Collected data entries
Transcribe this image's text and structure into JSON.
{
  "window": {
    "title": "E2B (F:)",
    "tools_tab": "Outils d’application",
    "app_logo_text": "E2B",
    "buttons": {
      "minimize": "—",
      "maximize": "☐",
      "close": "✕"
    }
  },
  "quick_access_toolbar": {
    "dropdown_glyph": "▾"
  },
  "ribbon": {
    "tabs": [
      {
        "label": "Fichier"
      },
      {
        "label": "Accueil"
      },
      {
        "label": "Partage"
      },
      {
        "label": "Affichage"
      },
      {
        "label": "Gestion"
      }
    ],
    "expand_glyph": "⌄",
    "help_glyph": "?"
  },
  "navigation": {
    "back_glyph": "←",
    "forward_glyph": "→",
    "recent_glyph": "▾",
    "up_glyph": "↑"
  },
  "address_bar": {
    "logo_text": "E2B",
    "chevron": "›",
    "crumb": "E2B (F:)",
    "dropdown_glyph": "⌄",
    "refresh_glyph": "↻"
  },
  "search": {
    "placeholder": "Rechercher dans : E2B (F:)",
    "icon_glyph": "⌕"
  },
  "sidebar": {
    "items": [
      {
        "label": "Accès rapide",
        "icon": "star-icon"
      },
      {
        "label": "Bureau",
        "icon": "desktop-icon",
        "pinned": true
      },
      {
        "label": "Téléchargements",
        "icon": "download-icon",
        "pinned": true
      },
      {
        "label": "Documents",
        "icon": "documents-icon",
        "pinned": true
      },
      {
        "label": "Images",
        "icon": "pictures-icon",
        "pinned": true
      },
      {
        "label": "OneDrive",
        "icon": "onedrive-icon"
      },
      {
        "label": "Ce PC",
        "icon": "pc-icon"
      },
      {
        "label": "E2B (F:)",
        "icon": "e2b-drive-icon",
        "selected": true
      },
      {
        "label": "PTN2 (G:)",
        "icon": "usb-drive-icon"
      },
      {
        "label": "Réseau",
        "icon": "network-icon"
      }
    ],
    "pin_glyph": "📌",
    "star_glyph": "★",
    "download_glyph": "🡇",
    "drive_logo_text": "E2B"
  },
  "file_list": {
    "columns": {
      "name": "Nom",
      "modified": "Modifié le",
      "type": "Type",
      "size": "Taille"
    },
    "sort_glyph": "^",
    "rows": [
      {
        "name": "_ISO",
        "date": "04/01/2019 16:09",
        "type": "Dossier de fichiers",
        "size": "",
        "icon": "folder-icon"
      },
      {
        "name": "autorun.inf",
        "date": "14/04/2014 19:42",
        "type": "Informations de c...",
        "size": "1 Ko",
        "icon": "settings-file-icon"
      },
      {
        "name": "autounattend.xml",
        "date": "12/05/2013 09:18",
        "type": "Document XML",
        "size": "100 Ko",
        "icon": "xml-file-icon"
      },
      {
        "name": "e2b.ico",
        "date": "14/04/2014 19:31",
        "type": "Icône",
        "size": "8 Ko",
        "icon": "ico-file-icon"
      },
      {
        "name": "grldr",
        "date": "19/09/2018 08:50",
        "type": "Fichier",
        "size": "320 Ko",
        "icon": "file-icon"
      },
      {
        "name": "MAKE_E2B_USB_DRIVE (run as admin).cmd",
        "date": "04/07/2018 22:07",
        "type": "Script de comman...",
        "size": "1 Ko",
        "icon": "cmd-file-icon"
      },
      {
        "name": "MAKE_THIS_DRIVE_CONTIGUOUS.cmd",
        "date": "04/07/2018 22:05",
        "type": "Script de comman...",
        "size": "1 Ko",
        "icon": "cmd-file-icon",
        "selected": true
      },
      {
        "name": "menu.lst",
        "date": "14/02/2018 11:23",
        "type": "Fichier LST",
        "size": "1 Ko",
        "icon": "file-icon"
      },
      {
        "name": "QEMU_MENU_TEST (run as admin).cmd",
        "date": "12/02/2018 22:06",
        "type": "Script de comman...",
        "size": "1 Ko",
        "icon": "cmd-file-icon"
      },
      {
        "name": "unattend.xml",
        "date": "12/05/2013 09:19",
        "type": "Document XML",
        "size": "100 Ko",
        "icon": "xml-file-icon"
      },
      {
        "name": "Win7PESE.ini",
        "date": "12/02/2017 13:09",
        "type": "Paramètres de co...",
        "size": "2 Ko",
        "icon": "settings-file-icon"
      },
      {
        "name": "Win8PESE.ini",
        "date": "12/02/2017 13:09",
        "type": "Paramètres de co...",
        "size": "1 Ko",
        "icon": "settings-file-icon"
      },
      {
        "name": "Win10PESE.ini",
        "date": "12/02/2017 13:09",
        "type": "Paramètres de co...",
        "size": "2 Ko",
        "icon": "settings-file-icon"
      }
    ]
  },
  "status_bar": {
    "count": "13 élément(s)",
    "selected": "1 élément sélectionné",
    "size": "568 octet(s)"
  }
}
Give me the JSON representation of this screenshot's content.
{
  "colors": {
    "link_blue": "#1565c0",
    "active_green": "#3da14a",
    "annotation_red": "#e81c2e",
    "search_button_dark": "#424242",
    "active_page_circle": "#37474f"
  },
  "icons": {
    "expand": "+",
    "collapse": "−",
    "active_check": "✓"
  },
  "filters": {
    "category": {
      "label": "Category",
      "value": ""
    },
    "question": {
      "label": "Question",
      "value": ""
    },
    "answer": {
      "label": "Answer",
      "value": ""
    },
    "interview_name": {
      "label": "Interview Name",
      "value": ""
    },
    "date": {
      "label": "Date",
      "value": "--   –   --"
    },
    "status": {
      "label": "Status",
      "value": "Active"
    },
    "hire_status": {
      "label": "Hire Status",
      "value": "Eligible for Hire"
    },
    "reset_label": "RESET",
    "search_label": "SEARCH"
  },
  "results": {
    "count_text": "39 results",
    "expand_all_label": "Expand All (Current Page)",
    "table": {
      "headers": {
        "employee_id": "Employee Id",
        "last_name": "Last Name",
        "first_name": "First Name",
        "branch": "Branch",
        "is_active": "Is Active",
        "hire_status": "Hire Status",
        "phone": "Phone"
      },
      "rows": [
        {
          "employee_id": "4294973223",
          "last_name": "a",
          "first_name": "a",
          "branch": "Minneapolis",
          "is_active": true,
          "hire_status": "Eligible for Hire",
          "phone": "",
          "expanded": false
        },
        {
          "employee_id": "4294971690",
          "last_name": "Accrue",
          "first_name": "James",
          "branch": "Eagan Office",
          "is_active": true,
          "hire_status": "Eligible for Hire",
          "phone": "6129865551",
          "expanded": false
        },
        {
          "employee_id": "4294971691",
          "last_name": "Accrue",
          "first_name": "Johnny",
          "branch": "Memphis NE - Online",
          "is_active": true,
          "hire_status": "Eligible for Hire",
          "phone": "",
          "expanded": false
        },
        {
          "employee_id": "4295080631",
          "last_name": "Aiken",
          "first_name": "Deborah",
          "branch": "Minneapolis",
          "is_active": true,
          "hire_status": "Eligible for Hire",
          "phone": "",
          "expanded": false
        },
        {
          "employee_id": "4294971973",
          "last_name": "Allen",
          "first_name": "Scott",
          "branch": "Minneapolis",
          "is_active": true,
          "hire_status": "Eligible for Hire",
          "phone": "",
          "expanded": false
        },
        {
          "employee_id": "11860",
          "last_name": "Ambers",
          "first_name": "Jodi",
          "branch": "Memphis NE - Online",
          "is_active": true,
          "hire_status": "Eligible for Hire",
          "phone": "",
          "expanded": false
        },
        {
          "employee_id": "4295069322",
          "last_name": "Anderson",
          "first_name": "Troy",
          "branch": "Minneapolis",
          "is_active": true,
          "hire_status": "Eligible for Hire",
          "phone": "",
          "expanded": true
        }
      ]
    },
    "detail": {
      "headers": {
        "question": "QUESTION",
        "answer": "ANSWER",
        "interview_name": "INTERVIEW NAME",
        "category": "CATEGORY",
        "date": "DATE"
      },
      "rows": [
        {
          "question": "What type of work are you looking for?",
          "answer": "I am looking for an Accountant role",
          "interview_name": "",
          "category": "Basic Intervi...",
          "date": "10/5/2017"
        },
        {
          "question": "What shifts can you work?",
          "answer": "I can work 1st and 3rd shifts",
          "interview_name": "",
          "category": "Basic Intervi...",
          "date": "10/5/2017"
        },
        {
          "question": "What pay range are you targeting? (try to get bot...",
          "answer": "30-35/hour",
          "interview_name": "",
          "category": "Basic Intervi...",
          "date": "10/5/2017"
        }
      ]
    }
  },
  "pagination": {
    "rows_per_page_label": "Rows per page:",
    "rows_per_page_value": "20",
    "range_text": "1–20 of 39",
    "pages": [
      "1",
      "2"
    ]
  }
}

▸ **Stated exercise**:
Your task is to gather all lines from the entries above that hold the word "élément".

▸ **The response**:
    "count": "13 élément(s)",
    "selected": "1 élément sélectionné",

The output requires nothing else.